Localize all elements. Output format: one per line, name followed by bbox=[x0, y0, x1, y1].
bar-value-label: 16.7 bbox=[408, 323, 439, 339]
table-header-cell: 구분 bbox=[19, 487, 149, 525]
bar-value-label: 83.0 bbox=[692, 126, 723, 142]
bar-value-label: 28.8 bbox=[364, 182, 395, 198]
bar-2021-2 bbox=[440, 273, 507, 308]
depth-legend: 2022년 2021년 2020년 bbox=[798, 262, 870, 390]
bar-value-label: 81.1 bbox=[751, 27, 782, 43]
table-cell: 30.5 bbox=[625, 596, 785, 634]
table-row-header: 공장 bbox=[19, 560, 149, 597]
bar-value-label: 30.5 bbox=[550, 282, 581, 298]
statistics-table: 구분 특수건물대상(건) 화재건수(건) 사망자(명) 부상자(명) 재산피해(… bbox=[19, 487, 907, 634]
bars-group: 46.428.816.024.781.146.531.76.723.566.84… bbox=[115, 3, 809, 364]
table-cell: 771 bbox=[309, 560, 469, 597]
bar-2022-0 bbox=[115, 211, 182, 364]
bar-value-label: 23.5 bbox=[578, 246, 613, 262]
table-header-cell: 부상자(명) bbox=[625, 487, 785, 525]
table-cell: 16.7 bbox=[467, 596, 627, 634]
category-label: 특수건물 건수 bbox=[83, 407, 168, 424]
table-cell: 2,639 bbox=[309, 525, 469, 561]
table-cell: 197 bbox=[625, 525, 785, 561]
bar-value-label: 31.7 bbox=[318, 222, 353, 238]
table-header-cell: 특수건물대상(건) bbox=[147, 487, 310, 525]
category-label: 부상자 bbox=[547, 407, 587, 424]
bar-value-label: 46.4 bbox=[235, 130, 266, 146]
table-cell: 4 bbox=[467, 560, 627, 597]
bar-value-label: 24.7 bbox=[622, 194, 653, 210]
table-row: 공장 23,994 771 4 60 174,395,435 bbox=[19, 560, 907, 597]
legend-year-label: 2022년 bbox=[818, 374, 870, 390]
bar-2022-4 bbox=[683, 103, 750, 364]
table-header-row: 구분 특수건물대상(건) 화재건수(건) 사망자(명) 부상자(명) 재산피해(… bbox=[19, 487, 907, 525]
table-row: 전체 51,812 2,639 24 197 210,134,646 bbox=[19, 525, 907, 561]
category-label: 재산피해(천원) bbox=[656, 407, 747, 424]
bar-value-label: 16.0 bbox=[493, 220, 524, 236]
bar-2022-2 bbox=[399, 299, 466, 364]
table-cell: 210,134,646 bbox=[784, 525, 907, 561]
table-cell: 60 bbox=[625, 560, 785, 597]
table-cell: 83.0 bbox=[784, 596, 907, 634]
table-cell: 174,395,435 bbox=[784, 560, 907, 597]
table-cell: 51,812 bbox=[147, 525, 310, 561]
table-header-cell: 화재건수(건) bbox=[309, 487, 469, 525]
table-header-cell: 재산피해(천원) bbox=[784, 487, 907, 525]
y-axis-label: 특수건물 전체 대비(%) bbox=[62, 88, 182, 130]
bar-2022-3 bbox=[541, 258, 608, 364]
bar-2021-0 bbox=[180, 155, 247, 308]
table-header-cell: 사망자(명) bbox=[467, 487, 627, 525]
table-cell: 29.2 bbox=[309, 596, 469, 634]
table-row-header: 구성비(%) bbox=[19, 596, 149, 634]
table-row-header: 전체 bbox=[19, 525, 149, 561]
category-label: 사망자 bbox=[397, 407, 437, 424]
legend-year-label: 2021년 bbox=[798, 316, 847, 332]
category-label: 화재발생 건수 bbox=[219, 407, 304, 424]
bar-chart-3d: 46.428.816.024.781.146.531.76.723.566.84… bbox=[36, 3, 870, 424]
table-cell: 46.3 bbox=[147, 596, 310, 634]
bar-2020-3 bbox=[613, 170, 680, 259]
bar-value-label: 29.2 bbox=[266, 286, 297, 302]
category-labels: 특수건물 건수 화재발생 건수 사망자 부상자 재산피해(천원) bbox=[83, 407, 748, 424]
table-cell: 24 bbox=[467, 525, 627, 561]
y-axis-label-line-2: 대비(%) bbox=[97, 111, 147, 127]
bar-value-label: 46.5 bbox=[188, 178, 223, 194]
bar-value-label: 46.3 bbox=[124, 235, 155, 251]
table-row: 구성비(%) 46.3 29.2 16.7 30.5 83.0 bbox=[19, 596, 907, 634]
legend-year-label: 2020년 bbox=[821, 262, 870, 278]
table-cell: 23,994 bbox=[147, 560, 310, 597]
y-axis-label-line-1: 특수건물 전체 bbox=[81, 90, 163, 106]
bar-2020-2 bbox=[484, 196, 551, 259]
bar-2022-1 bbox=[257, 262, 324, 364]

____

■ Your objective: Convert the listing above into a Markdown table with two columns, Row and Line, giving each line its own numbered row and leaving out blank lines.

■ Solution to the problem:
| Row | Line |
|---|---|
| 1 | Localize all elements. Output format: one per line, name followed by bbox=[x0, y0, x1, y1]. |
| 2 | bar-value-label: 16.7 bbox=[408, 323, 439, 339] |
| 3 | table-header-cell: 구분 bbox=[19, 487, 149, 525] |
| 4 | bar-value-label: 83.0 bbox=[692, 126, 723, 142] |
| 5 | bar-value-label: 28.8 bbox=[364, 182, 395, 198] |
| 6 | bar-2021-2 bbox=[440, 273, 507, 308] |
| 7 | depth-legend: 2022년 2021년 2020년 bbox=[798, 262, 870, 390] |
| 8 | bar-value-label: 81.1 bbox=[751, 27, 782, 43] |
| 9 | table-cell: 30.5 bbox=[625, 596, 785, 634] |
| 10 | table-row-header: 공장 bbox=[19, 560, 149, 597] |
| 11 | bar-value-label: 30.5 bbox=[550, 282, 581, 298] |
| 12 | statistics-table: 구분 특수건물대상(건) 화재건수(건) 사망자(명) 부상자(명) 재산피해(… bbox=[19, 487, 907, 634] |
| 13 | bars-group: 46.428.816.024.781.146.531.76.723.566.84… bbox=[115, 3, 809, 364] |
| 14 | table-cell: 771 bbox=[309, 560, 469, 597] |
| 15 | bar-2022-0 bbox=[115, 211, 182, 364] |
| 16 | bar-value-label: 23.5 bbox=[578, 246, 613, 262] |
| 17 | table-header-cell: 부상자(명) bbox=[625, 487, 785, 525] |
| 18 | table-cell: 16.7 bbox=[467, 596, 627, 634] |
| 19 | category-label: 특수건물 건수 bbox=[83, 407, 168, 424] |
| 20 | table-cell: 2,639 bbox=[309, 525, 469, 561] |
| 21 | table-cell: 197 bbox=[625, 525, 785, 561] |
| 22 | bar-value-label: 31.7 bbox=[318, 222, 353, 238] |
| 23 | table-header-cell: 특수건물대상(건) bbox=[147, 487, 310, 525] |
| 24 | category-label: 부상자 bbox=[547, 407, 587, 424] |
| 25 | bar-value-label: 46.4 bbox=[235, 130, 266, 146] |
| 26 | table-cell: 4 bbox=[467, 560, 627, 597] |
| 27 | bar-value-label: 24.7 bbox=[622, 194, 653, 210] |
| 28 | table-row: 공장 23,994 771 4 60 174,395,435 bbox=[19, 560, 907, 597] |
| 29 | legend-year-label: 2022년 bbox=[818, 374, 870, 390] |
| 30 | bar-2022-4 bbox=[683, 103, 750, 364] |
| 31 | table-header-row: 구분 특수건물대상(건) 화재건수(건) 사망자(명) 부상자(명) 재산피해(… bbox=[19, 487, 907, 525] |
| 32 | table-row: 전체 51,812 2,639 24 197 210,134,646 bbox=[19, 525, 907, 561] |
| 33 | category-label: 재산피해(천원) bbox=[656, 407, 747, 424] |
| 34 | bar-value-label: 16.0 bbox=[493, 220, 524, 236] |
| 35 | bar-2022-2 bbox=[399, 299, 466, 364] |
| 36 | table-cell: 210,134,646 bbox=[784, 525, 907, 561] |
| 37 | table-cell: 60 bbox=[625, 560, 785, 597] |
| 38 | table-cell: 83.0 bbox=[784, 596, 907, 634] |
| 39 | table-cell: 174,395,435 bbox=[784, 560, 907, 597] |
| 40 | table-cell: 51,812 bbox=[147, 525, 310, 561] |
| 41 | table-header-cell: 화재건수(건) bbox=[309, 487, 469, 525] |
| 42 | table-header-cell: 재산피해(천원) bbox=[784, 487, 907, 525] |
| 43 | y-axis-label: 특수건물 전체 대비(%) bbox=[62, 88, 182, 130] |
| 44 | bar-2022-3 bbox=[541, 258, 608, 364] |
| 45 | bar-2021-0 bbox=[180, 155, 247, 308] |
| 46 | table-header-cell: 사망자(명) bbox=[467, 487, 627, 525] |
| 47 | table-cell: 29.2 bbox=[309, 596, 469, 634] |
| 48 | table-row-header: 구성비(%) bbox=[19, 596, 149, 634] |
| 49 | table-row-header: 전체 bbox=[19, 525, 149, 561] |
| 50 | category-label: 사망자 bbox=[397, 407, 437, 424] |
| 51 | legend-year-label: 2021년 bbox=[798, 316, 847, 332] |
| 52 | category-label: 화재발생 건수 bbox=[219, 407, 304, 424] |
| 53 | bar-chart-3d: 46.428.816.024.781.146.531.76.723.566.84… bbox=[36, 3, 870, 424] |
| 54 | table-cell: 46.3 bbox=[147, 596, 310, 634] |
| 55 | bar-2020-3 bbox=[613, 170, 680, 259] |
| 56 | bar-value-label: 29.2 bbox=[266, 286, 297, 302] |
| 57 | category-labels: 특수건물 건수 화재발생 건수 사망자 부상자 재산피해(천원) bbox=[83, 407, 748, 424] |
| 58 | table-cell: 24 bbox=[467, 525, 627, 561] |
| 59 | y-axis-label-line-2: 대비(%) bbox=[97, 111, 147, 127] |
| 60 | bar-value-label: 46.5 bbox=[188, 178, 223, 194] |
| 61 | bar-value-label: 46.3 bbox=[124, 235, 155, 251] |
| 62 | table-row: 구성비(%) 46.3 29.2 16.7 30.5 83.0 bbox=[19, 596, 907, 634] |
| 63 | legend-year-label: 2020년 bbox=[821, 262, 870, 278] |
| 64 | table-cell: 23,994 bbox=[147, 560, 310, 597] |
| 65 | y-axis-label-line-1: 특수건물 전체 bbox=[81, 90, 163, 106] |
| 66 | bar-2020-2 bbox=[484, 196, 551, 259] |
| 67 | bar-2022-1 bbox=[257, 262, 324, 364] |